Dataset excerpts:
□ □ □ □

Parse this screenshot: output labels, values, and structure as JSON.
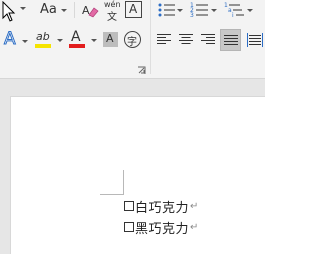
{
  "ribbon": {
    "font_size_label": "Aa",
    "pinyin_top": "wén",
    "pinyin_bottom": "文",
    "char_border_label": "A",
    "text_effect_label": "A",
    "highlight_label": "ab",
    "font_color_label": "A",
    "char_shading_label": "A",
    "enclose_char_label": "字",
    "colors": {
      "highlight": "#f5e400",
      "font_color": "#e21d1d",
      "accent_blue": "#2b6cc4",
      "selected_bg": "#c8c8c8"
    }
  },
  "document": {
    "items": [
      {
        "text": "白巧克力",
        "mark": "↵"
      },
      {
        "text": "黑巧克力",
        "mark": "↵"
      }
    ]
  }
}
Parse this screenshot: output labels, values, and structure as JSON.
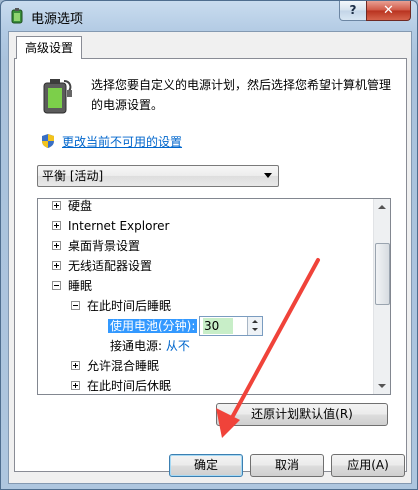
{
  "window": {
    "title": "电源选项",
    "title_icon": "battery-icon",
    "help_label": "?",
    "close_label": "✕"
  },
  "tab": {
    "label": "高级设置"
  },
  "description": "选择您要自定义的电源计划，然后选择您希望计算机管理的电源设置。",
  "change_link": "更改当前不可用的设置",
  "plan_select": {
    "value": "平衡 [活动]"
  },
  "tree": {
    "items": [
      {
        "label": "硬盘",
        "expanded": false
      },
      {
        "label": "Internet Explorer",
        "expanded": false
      },
      {
        "label": "桌面背景设置",
        "expanded": false
      },
      {
        "label": "无线适配器设置",
        "expanded": false
      },
      {
        "label": "睡眠",
        "expanded": true
      }
    ],
    "sleep_after": {
      "label": "在此时间后睡眠",
      "expanded": true
    },
    "on_battery": {
      "label": "使用电池(分钟):",
      "value": "30"
    },
    "plugged_in": {
      "label": "接通电源:",
      "value": "从不"
    },
    "hybrid_sleep": {
      "label": "允许混合睡眠",
      "expanded": false
    },
    "hibernate_after": {
      "label": "在此时间后休眠",
      "expanded": false
    }
  },
  "buttons": {
    "restore": "还原计划默认值(R)",
    "ok": "确定",
    "cancel": "取消",
    "apply": "应用(A)"
  },
  "colors": {
    "annotation_arrow": "#f0433a",
    "link": "#0066cc",
    "selection": "#3399ff"
  }
}
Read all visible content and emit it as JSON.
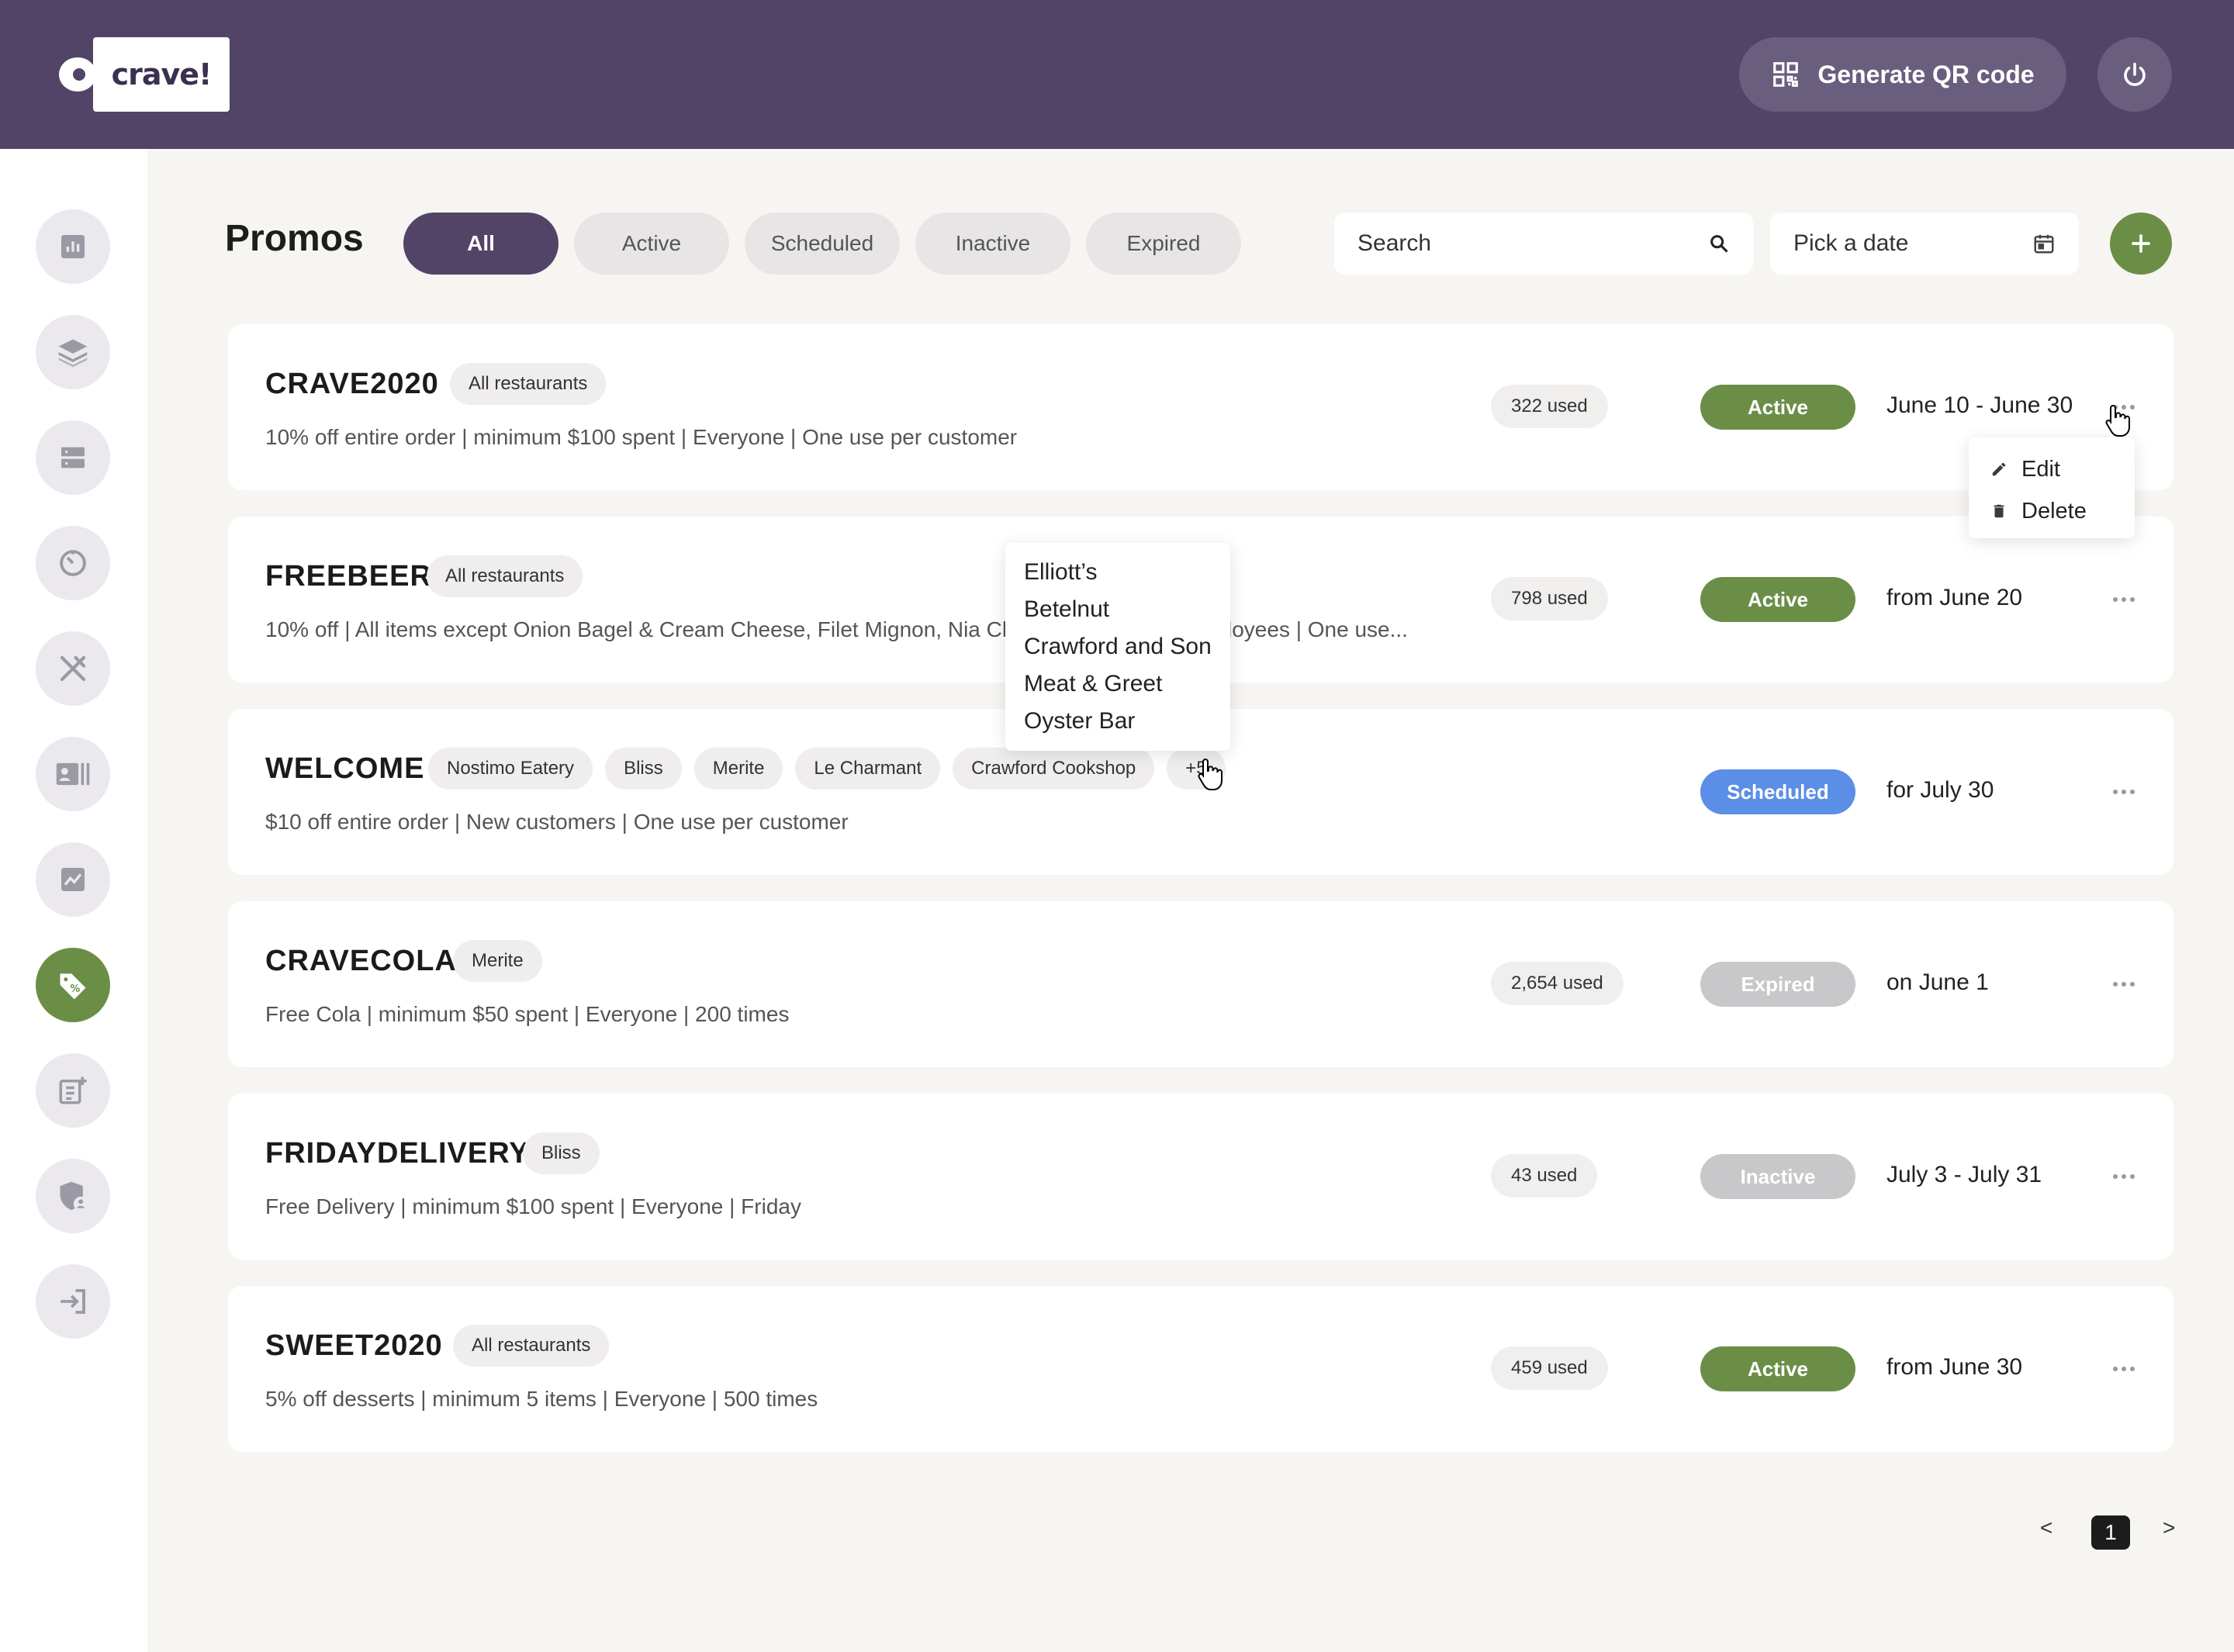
{
  "app": {
    "logo_text": "crave!"
  },
  "header": {
    "qr_label": "Generate QR code"
  },
  "sidebar": {
    "items": [
      "dashboard-icon",
      "layers-icon",
      "server-icon",
      "timer-icon",
      "utensils-icon",
      "contacts-icon",
      "analytics-icon",
      "promo-tag-icon",
      "note-add-icon",
      "shield-user-icon",
      "sign-in-icon"
    ]
  },
  "page": {
    "title": "Promos"
  },
  "tabs": [
    "All",
    "Active",
    "Scheduled",
    "Inactive",
    "Expired"
  ],
  "search": {
    "placeholder": "Search"
  },
  "date_picker": {
    "placeholder": "Pick a date"
  },
  "colors": {
    "header": "#514467",
    "green": "#6b8e47",
    "blue": "#5b8ee6",
    "gray": "#c8c7c9"
  },
  "promos": [
    {
      "code": "CRAVE2020",
      "tags": [
        "All restaurants"
      ],
      "description": "10% off entire order | minimum $100 spent | Everyone | One use per customer",
      "used": "322 used",
      "status": "Active",
      "dates": "June 10 - June 30"
    },
    {
      "code": "FREEBEER",
      "tags": [
        "All restaurants"
      ],
      "description": "10% off | All items except Onion Bagel & Cream Cheese, Filet Mignon, Nia Cl",
      "description_tail": "loyees | One use...",
      "used": "798 used",
      "status": "Active",
      "dates": "from June 20"
    },
    {
      "code": "WELCOME",
      "tags": [
        "Nostimo Eatery",
        "Bliss",
        "Merite",
        "Le Charmant",
        "Crawford Cookshop",
        "+5"
      ],
      "description": "$10 off entire order | New customers | One use per customer",
      "used": "",
      "status": "Scheduled",
      "dates": "for July 30"
    },
    {
      "code": "CRAVECOLA",
      "tags": [
        "Merite"
      ],
      "description": "Free Cola | minimum $50 spent | Everyone | 200 times",
      "used": "2,654 used",
      "status": "Expired",
      "dates": "on June 1"
    },
    {
      "code": "FRIDAYDELIVERY",
      "tags": [
        "Bliss"
      ],
      "description": "Free Delivery | minimum $100 spent | Everyone | Friday",
      "used": "43 used",
      "status": "Inactive",
      "dates": "July 3 - July 31"
    },
    {
      "code": "SWEET2020",
      "tags": [
        "All restaurants"
      ],
      "description": "5% off desserts | minimum 5 items | Everyone | 500 times",
      "used": "459 used",
      "status": "Active",
      "dates": "from June 30"
    }
  ],
  "restaurant_popup": [
    "Elliott’s",
    "Betelnut",
    "Crawford and Son",
    "Meat & Greet",
    "Oyster Bar"
  ],
  "action_menu": {
    "edit": "Edit",
    "delete": "Delete"
  },
  "pagination": {
    "prev": "<",
    "current": "1",
    "next": ">"
  }
}
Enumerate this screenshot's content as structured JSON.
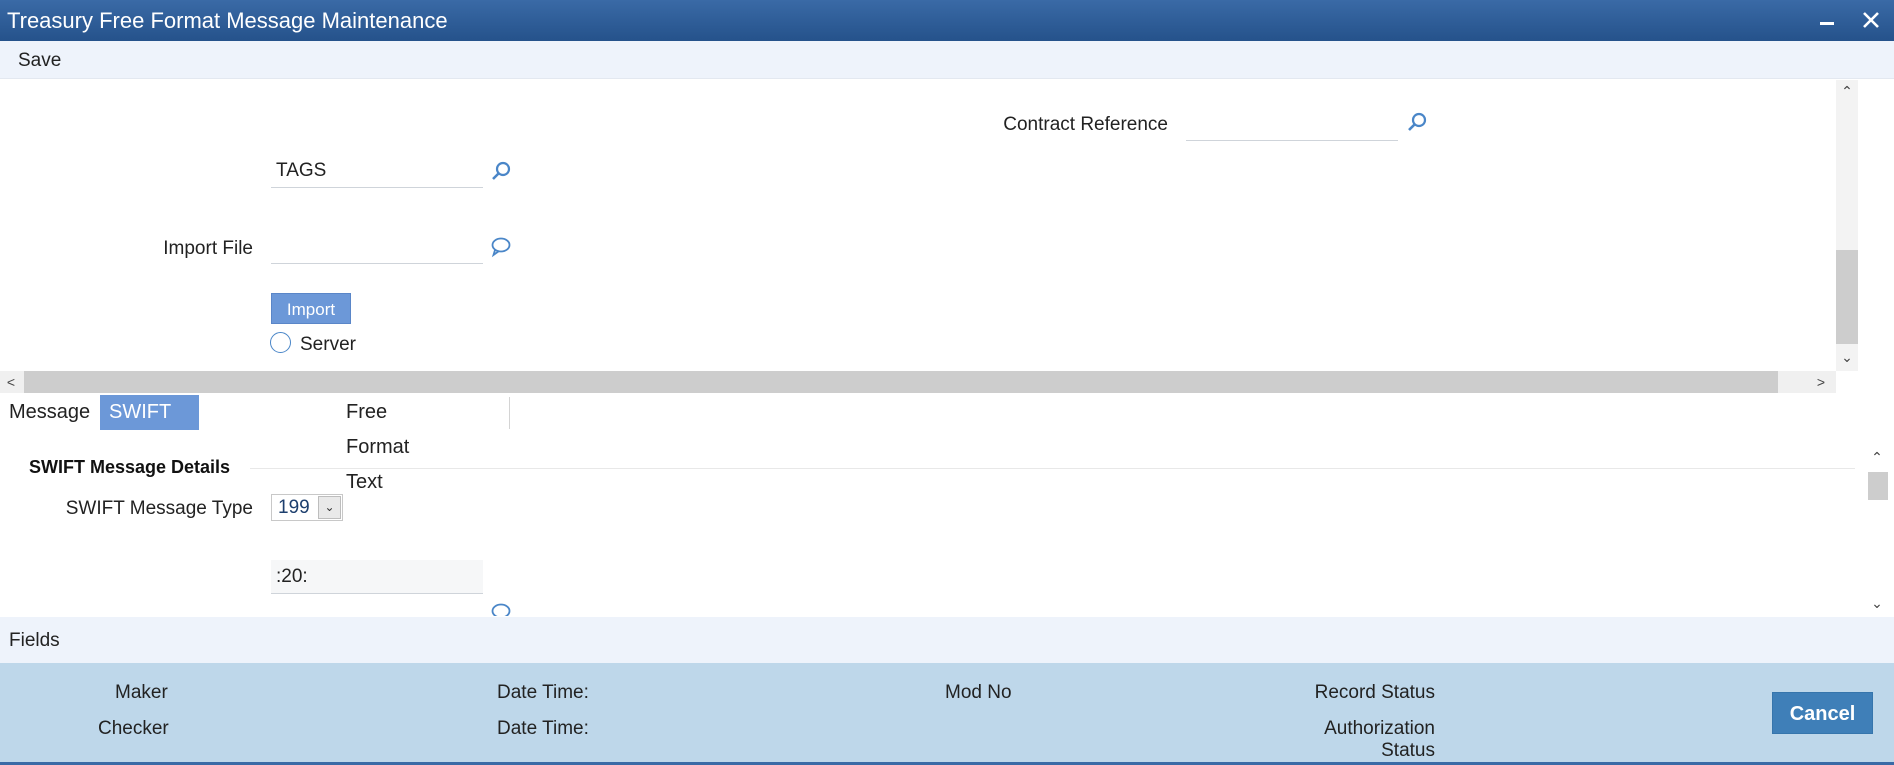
{
  "window": {
    "title": "Treasury Free Format Message Maintenance"
  },
  "toolbar": {
    "save_label": "Save"
  },
  "form": {
    "contract_reference": {
      "label": "Contract Reference",
      "value": ""
    },
    "tags": {
      "value": "TAGS"
    },
    "import_file": {
      "label": "Import File",
      "value": ""
    },
    "import_button": "Import",
    "server_radio": "Server"
  },
  "tabs": [
    {
      "label": "Message",
      "active": false
    },
    {
      "label": "SWIFT Message Details",
      "active": true
    },
    {
      "label": "Free Format Text",
      "active": false
    }
  ],
  "swift": {
    "section_title": "SWIFT Message Details",
    "message_type_label": "SWIFT Message Type",
    "message_type_value": "199",
    "field_20": ":20:"
  },
  "fields_bar": "Fields",
  "audit": {
    "maker": "Maker",
    "checker": "Checker",
    "date_time_1": "Date Time:",
    "date_time_2": "Date Time:",
    "mod_no": "Mod No",
    "record_status": "Record Status",
    "authorization_status": "Authorization Status",
    "cancel": "Cancel"
  },
  "colors": {
    "title_bar": "#2c5a92",
    "active_tab": "#6c98d8",
    "footer": "#bed7ea",
    "button": "#3f7fb8"
  },
  "icons": {
    "lookup": "magnifier-icon",
    "comment": "speech-bubble-icon"
  }
}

□ □ □ □

→ Task details: Print every record above exactly as written, leaving out the pictures.

→ Solution for this exercise:
Parse this screenshot: output labels, values, and structure as JSON.
{
  "ribbon": {
    "font_size_label": "Aa",
    "pinyin_top": "wén",
    "pinyin_bottom": "文",
    "char_border_label": "A",
    "text_effect_label": "A",
    "highlight_label": "ab",
    "font_color_label": "A",
    "char_shading_label": "A",
    "enclose_char_label": "字",
    "colors": {
      "highlight": "#f5e400",
      "font_color": "#e21d1d",
      "accent_blue": "#2b6cc4",
      "selected_bg": "#c8c8c8"
    }
  },
  "document": {
    "items": [
      {
        "text": "白巧克力",
        "mark": "↵"
      },
      {
        "text": "黑巧克力",
        "mark": "↵"
      }
    ]
  }
}
Parse this screenshot: output labels, values, and structure as JSON.
{
  "window": {
    "title": "电源选项",
    "title_icon": "battery-icon",
    "help_label": "?",
    "close_label": "✕"
  },
  "tab": {
    "label": "高级设置"
  },
  "description": "选择您要自定义的电源计划，然后选择您希望计算机管理的电源设置。",
  "change_link": "更改当前不可用的设置",
  "plan_select": {
    "value": "平衡 [活动]"
  },
  "tree": {
    "items": [
      {
        "label": "硬盘",
        "expanded": false
      },
      {
        "label": "Internet Explorer",
        "expanded": false
      },
      {
        "label": "桌面背景设置",
        "expanded": false
      },
      {
        "label": "无线适配器设置",
        "expanded": false
      },
      {
        "label": "睡眠",
        "expanded": true
      }
    ],
    "sleep_after": {
      "label": "在此时间后睡眠",
      "expanded": true
    },
    "on_battery": {
      "label": "使用电池(分钟):",
      "value": "30"
    },
    "plugged_in": {
      "label": "接通电源:",
      "value": "从不"
    },
    "hybrid_sleep": {
      "label": "允许混合睡眠",
      "expanded": false
    },
    "hibernate_after": {
      "label": "在此时间后休眠",
      "expanded": false
    }
  },
  "buttons": {
    "restore": "还原计划默认值(R)",
    "ok": "确定",
    "cancel": "取消",
    "apply": "应用(A)"
  },
  "colors": {
    "annotation_arrow": "#f0433a",
    "link": "#0066cc",
    "selection": "#3399ff"
  }
}
Read all visible content and emit it as JSON.
{
  "app": {
    "logo_text": "crave!"
  },
  "header": {
    "qr_label": "Generate QR code"
  },
  "sidebar": {
    "items": [
      "dashboard-icon",
      "layers-icon",
      "server-icon",
      "timer-icon",
      "utensils-icon",
      "contacts-icon",
      "analytics-icon",
      "promo-tag-icon",
      "note-add-icon",
      "shield-user-icon",
      "sign-in-icon"
    ]
  },
  "page": {
    "title": "Promos"
  },
  "tabs": [
    "All",
    "Active",
    "Scheduled",
    "Inactive",
    "Expired"
  ],
  "search": {
    "placeholder": "Search"
  },
  "date_picker": {
    "placeholder": "Pick a date"
  },
  "colors": {
    "header": "#514467",
    "green": "#6b8e47",
    "blue": "#5b8ee6",
    "gray": "#c8c7c9"
  },
  "promos": [
    {
      "code": "CRAVE2020",
      "tags": [
        "All restaurants"
      ],
      "description": "10% off entire order | minimum $100 spent | Everyone | One use per customer",
      "used": "322 used",
      "status": "Active",
      "dates": "June 10 - June 30"
    },
    {
      "code": "FREEBEER",
      "tags": [
        "All restaurants"
      ],
      "description": "10% off | All items except Onion Bagel & Cream Cheese, Filet Mignon, Nia Cl",
      "description_tail": "loyees | One use...",
      "used": "798 used",
      "status": "Active",
      "dates": "from June 20"
    },
    {
      "code": "WELCOME",
      "tags": [
        "Nostimo Eatery",
        "Bliss",
        "Merite",
        "Le Charmant",
        "Crawford Cookshop",
        "+5"
      ],
      "description": "$10 off entire order | New customers | One use per customer",
      "used": "",
      "status": "Scheduled",
      "dates": "for July 30"
    },
    {
      "code": "CRAVECOLA",
      "tags": [
        "Merite"
      ],
      "description": "Free Cola | minimum $50 spent | Everyone | 200 times",
      "used": "2,654 used",
      "status": "Expired",
      "dates": "on June 1"
    },
    {
      "code": "FRIDAYDELIVERY",
      "tags": [
        "Bliss"
      ],
      "description": "Free Delivery | minimum $100 spent | Everyone | Friday",
      "used": "43 used",
      "status": "Inactive",
      "dates": "July 3 - July 31"
    },
    {
      "code": "SWEET2020",
      "tags": [
        "All restaurants"
      ],
      "description": "5% off desserts | minimum 5 items | Everyone | 500 times",
      "used": "459 used",
      "status": "Active",
      "dates": "from June 30"
    }
  ],
  "restaurant_popup": [
    "Elliott’s",
    "Betelnut",
    "Crawford and Son",
    "Meat & Greet",
    "Oyster Bar"
  ],
  "action_menu": {
    "edit": "Edit",
    "delete": "Delete"
  },
  "pagination": {
    "prev": "<",
    "current": "1",
    "next": ">"
  }
}
Enumerate this screenshot's content as structured JSON.
{
  "window": {
    "title": "Treasury Free Format Message Maintenance"
  },
  "toolbar": {
    "save_label": "Save"
  },
  "form": {
    "contract_reference": {
      "label": "Contract Reference",
      "value": ""
    },
    "tags": {
      "value": "TAGS"
    },
    "import_file": {
      "label": "Import File",
      "value": ""
    },
    "import_button": "Import",
    "server_radio": "Server"
  },
  "tabs": [
    {
      "label": "Message",
      "active": false
    },
    {
      "label": "SWIFT Message Details",
      "active": true
    },
    {
      "label": "Free Format Text",
      "active": false
    }
  ],
  "swift": {
    "section_title": "SWIFT Message Details",
    "message_type_label": "SWIFT Message Type",
    "message_type_value": "199",
    "field_20": ":20:"
  },
  "fields_bar": "Fields",
  "audit": {
    "maker": "Maker",
    "checker": "Checker",
    "date_time_1": "Date Time:",
    "date_time_2": "Date Time:",
    "mod_no": "Mod No",
    "record_status": "Record Status",
    "authorization_status": "Authorization Status",
    "cancel": "Cancel"
  },
  "colors": {
    "title_bar": "#2c5a92",
    "active_tab": "#6c98d8",
    "footer": "#bed7ea",
    "button": "#3f7fb8"
  },
  "icons": {
    "lookup": "magnifier-icon",
    "comment": "speech-bubble-icon"
  }
}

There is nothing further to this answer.